Nach Lektüre des Buches bleibt mir als interessierter Fachfrau leider nur ein „schade“ übrig.
Nachdem die Autorin einen Abriss der Neuerungen durch die Pflegereform 2017 – die bei der Zielgruppe als bekannt vorausgesetzt werden können – dargelegt hat, liest man ausführliche Informationen über Hilfsmittel und Pflegehilfsmittel.
Leider versteckt sich im Buch beim Thema Tages- und Nachtpflege ein eklatanter Fehler, weil hier noch die 150 %-Regelung dargestellt wird, die aber schon 2016 nicht mehr galt. Die Leistungen der Tages- und Nachtpflege werden neben den anderen Leistungen der Pflegeversicherung zu 100 % zusätzlich gewährt. Hier hat die 200 % -Regelung die 150 % – Regelung schon länger ersetzt.
Knapp 100 der 173 Seiten befassen sich schließlich mit dem Begutachtungsinstrument. Allerdings sind die Ausführungen überwiegend eine Repetition der Begutachtungs-Richtlinien mit nur geringfügigen Anmerkungen der Autorin, die den Sachverhalt erhellen könnten. Etwa 12 der 100 Seiten sind dem Formulargutachten gewidmet, das lediglich wiedergegeben wird und m. E. keine besondere Information darstellt.
Insgesamt sechs Fallbeispiele sollen das neue System verdeutlichen, entbehren aber jeglicher Erklärung, wie die Autorin genau zu den einzelnen Einschätzungen in den Kriterien des Gutachtens gekommen ist.
++++++++++
AUFGABENSTELLUNG
A - Beantworten Sie zur Rezension:
(i) Wie viele Seiten umfasst das besprochene Buch?
(ii) Wie viele Fallbeispiele sollen das neue System verdeutlichen?
(iii) Welche Regelung hat die 150 %-Regelung laut Rezension ersetzt?
B - Überarbeiten Sie in der Rezension den Abschnitt, der mit den Worten „Nachdem die Autorin“ beginnt und mit „Hilfsmittel und Pflegehilfsmittel.“ endet, und ersetzen Sie darin „Zielgruppe“ durch „Leserschaft“.
Die Datensätze werden für die Bearbeitung nicht gebraucht.
++++++++++
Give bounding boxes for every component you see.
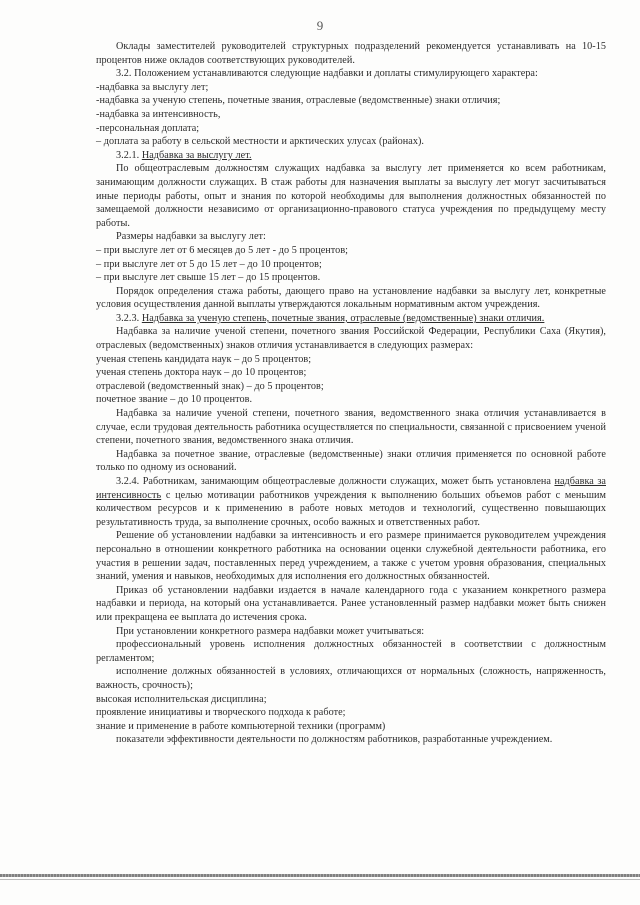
list-item: – при выслуге лет от 5 до 15 лет – до 10 процентов; xyxy=(96,258,322,270)
section-paragraph-3-2-4 xyxy=(96,475,606,529)
paragraph: Оклады заместителей руководителей структурных подразделений рекомендуется устанавливать на 10-15 процентов ниже окладов соответствующих руководителей. xyxy=(96,41,606,66)
list-item: почетное звание – до 10 процентов. xyxy=(96,394,253,406)
paragraph: При установлении конкретного размера надбавки может учитываться: xyxy=(116,625,425,637)
paragraph: Решение об установлении надбавки за интенсивность и его размере принимается руководителем учреждения персонально в отношении конкретного работника на основании оценки служебной деятельности работника, его участия в решении задач, поставленных перед учреждением, а также с учетом уровня образования, специальных знаний, умения и навыков, необходимых для исполнения его должностных обязанностей. xyxy=(96,530,606,583)
underlined-term: надбавка за интенсивность xyxy=(96,476,606,501)
section-heading-3-2-1 xyxy=(96,149,606,163)
section-number: 3.2.1. xyxy=(116,149,142,161)
list-item: – при выслуге лет свыше 15 лет – до 15 процентов. xyxy=(96,272,321,284)
list-item: -надбавка за интенсивность, xyxy=(96,108,221,120)
paragraph: Надбавка за почетное звание, отраслевые (ведомственные) знаки отличия применяется по основной работе только по одному из оснований. xyxy=(96,448,606,474)
list-item: -надбавка за выслугу лет; xyxy=(96,81,209,93)
list-item: – при выслуге лет от 6 месяцев до 5 лет - до 5 процентов; xyxy=(96,244,349,256)
list-item: -персональная доплата; xyxy=(96,122,200,134)
paragraph: Размеры надбавки за выслугу лет: xyxy=(116,231,266,243)
paragraph: Приказ об установлении надбавки издается в начале календарного года с указанием конкретного размера надбавки и периода, на который она устанавливается. Ранее установленный размер надбавки может быть снижен или прекращена ее выплата до истечения срока. xyxy=(96,584,606,623)
section-heading-3-2-3 xyxy=(96,312,606,326)
list-item: проявление инициативы и творческого подхода к работе; xyxy=(96,707,346,719)
paragraph: профессиональный уровень исполнения должностных обязанностей в соответствии с должностным регламентом; xyxy=(96,639,606,664)
list-item: высокая исполнительская дисциплина; xyxy=(96,693,267,705)
text-run: 3.2.4. Работникам, занимающим общеотраслевые должности служащих, может быть установлена xyxy=(116,476,555,487)
list-item: ученая степень кандидата наук – до 5 процентов; xyxy=(96,353,312,365)
list-item: знание и применение в работе компьютерной техники (программ) xyxy=(96,720,386,732)
scan-edge-line xyxy=(0,874,640,877)
list-item: – доплата за работу в сельской местности и арктических улусах (районах). xyxy=(96,136,425,148)
section-title: Надбавка за выслугу лет. xyxy=(141,149,252,161)
paragraph: Надбавка за наличие ученой степени, почетного звания, ведомственного знака отличия устанавливается в случае, если трудовая деятельность работника осуществляется по специальности, связанной с присвоением ученой степени, почетного звания, ведомственного знака отличия. xyxy=(96,408,606,447)
paragraph: показатели эффективности деятельности по должностям работников, разработанные учреждением. xyxy=(116,734,553,746)
paragraph: По общеотраслевым должностям служащих надбавка за выслугу лет применяется ко всем работникам, занимающим должности служащих. В стаж работы для назначения выплаты за выслугу лет могут засчитываться иные периоды работы, опыт и знания по которой необходимы для выполнения должностных обязанностей по замещаемой должности независимо от организационно-правового статуса учреждения по предыдущему месту работы. xyxy=(96,163,606,229)
paragraph: Надбавка за наличие ученой степени, почетного звания Российской Федерации, Республики Саха (Якутия), отраслевых (ведомственных) знаков отличия устанавливается в следующих размерах: xyxy=(96,326,606,352)
list-item: ученая степень доктора наук – до 10 процентов; xyxy=(96,367,307,379)
list-item: -надбавка за ученую степень, почетные звания, отраслевые (ведомственные) знаки отличия; xyxy=(96,95,501,107)
paragraph: 3.2. Положением устанавливаются следующие надбавки и доплаты стимулирующего характера: xyxy=(116,68,538,80)
section-title: Надбавка за ученую степень, почетные звания, отраслевые (ведомственные) знаки отличия. xyxy=(141,312,545,324)
scan-edge-line xyxy=(0,879,640,880)
page-number: 9 xyxy=(316,18,324,33)
document-body xyxy=(96,40,606,747)
paragraph: исполнение должных обязанностей в условиях, отличающихся от нормальных (сложность, напряженность, важность, срочность); xyxy=(96,666,606,691)
text-run: с целью мотивации работников учреждения к выполнению больших объемов работ с меньшим количеством ресурсов и к применению в работе новых методов и технологий, существенно повышающих результативность труда, за выполнение срочных, особо важных и ответственных работ. xyxy=(96,489,606,528)
paragraph: Порядок определения стажа работы, дающего право на установление надбавки за выслугу лет, конкретные условия осуществления данной выплаты утверждаются локальным нормативным актом учреждения. xyxy=(96,285,606,311)
list-item: отраслевой (ведомственный знак) – до 5 процентов; xyxy=(96,380,324,392)
section-number: 3.2.3. xyxy=(116,312,142,324)
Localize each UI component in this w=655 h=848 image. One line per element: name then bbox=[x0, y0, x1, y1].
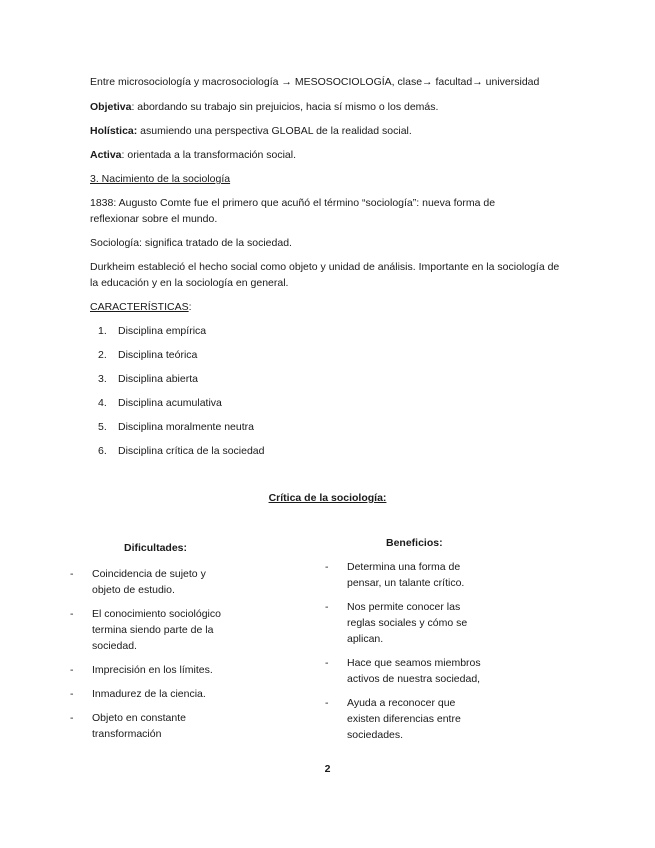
beneficios-heading: Beneficios: bbox=[386, 537, 443, 549]
objetiva-line: Objetiva: abordando su trabajo sin prejuicios, hacia sí mismo o los demás. bbox=[90, 101, 439, 113]
comte-paragraph: 1838: Augusto Comte fue el primero que acuñó el término “sociología”: nueva forma de reflexionar sobre el mundo. bbox=[90, 197, 496, 225]
caracteristicas-list bbox=[98, 323, 398, 467]
list-item: 4. Disciplina acumulativa bbox=[98, 397, 222, 409]
caracteristicas-heading: CARACTERÍSTICAS: bbox=[90, 301, 192, 313]
activa-line: Activa: orientada a la transformación social. bbox=[90, 149, 297, 161]
list-item: 1. Disciplina empírica bbox=[98, 325, 207, 337]
durkheim-paragraph: Durkheim estableció el hecho social como objeto y unidad de análisis. Importante en la sociología de la educación y en la sociología en general. bbox=[90, 261, 560, 289]
dificultades-heading: Dificultades: bbox=[124, 542, 188, 554]
list-item: - El conocimiento sociológico termina siendo parte de la sociedad. bbox=[70, 608, 221, 652]
list-item: 2. Disciplina teórica bbox=[98, 349, 198, 361]
page-number: 2 bbox=[324, 763, 331, 775]
holistica-label: Holística: bbox=[90, 125, 138, 137]
list-item: 3. Disciplina abierta bbox=[98, 373, 198, 385]
activa-label: Activa bbox=[90, 149, 122, 161]
list-item: 6. Disciplina crítica de la sociedad bbox=[98, 445, 265, 457]
critica-title: Crítica de la sociología: bbox=[268, 492, 387, 504]
list-item: - Ayuda a reconocer que existen diferencias entre sociedades. bbox=[325, 697, 461, 741]
list-item: 5. Disciplina moralmente neutra bbox=[98, 421, 254, 433]
holistica-line: Holística: asumiendo una perspectiva GLOBAL de la realidad social. bbox=[90, 125, 412, 137]
dificultades-list bbox=[70, 566, 232, 750]
list-item: - Objeto en constante transformación bbox=[70, 712, 186, 740]
objetiva-label: Objetiva bbox=[90, 101, 132, 113]
micro-macro-line: Entre microsociología y macrosociología → MESOSOCIOLOGÍA, clase→ facultad→ universidad bbox=[90, 76, 540, 88]
list-item: - Coincidencia de sujeto y objeto de estudio. bbox=[70, 568, 206, 596]
list-item: - Inmadurez de la ciencia. bbox=[70, 688, 206, 700]
definition-paragraph: Sociología: significa tratado de la sociedad. bbox=[90, 237, 292, 249]
beneficios-list bbox=[325, 559, 487, 751]
list-item: - Imprecisión en los límites. bbox=[70, 664, 213, 676]
list-item: - Nos permite conocer las reglas sociales y cómo se aplican. bbox=[325, 601, 468, 645]
list-item: - Determina una forma de pensar, un talante crítico. bbox=[325, 561, 465, 589]
section-heading: 3. Nacimiento de la sociología bbox=[90, 173, 231, 185]
list-item: - Hace que seamos miembros activos de nuestra sociedad, bbox=[325, 657, 481, 685]
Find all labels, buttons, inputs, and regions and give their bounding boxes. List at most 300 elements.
++++++++++
VOLLSTÄNDIGE LÖSUNGEN
A -
(i) 173 Seiten
(ii) Sechs
(iii) Die 200 %-Regelung

B -
Nachdem die Autorin einen Abriss der Neuerungen durch die Pflegereform 2017 – die bei der Leserschaft als bekannt vorausgesetzt werden können – dargelegt hat, liest man ausführliche Informationen über Hilfsmittel und Pflegehilfsmittel.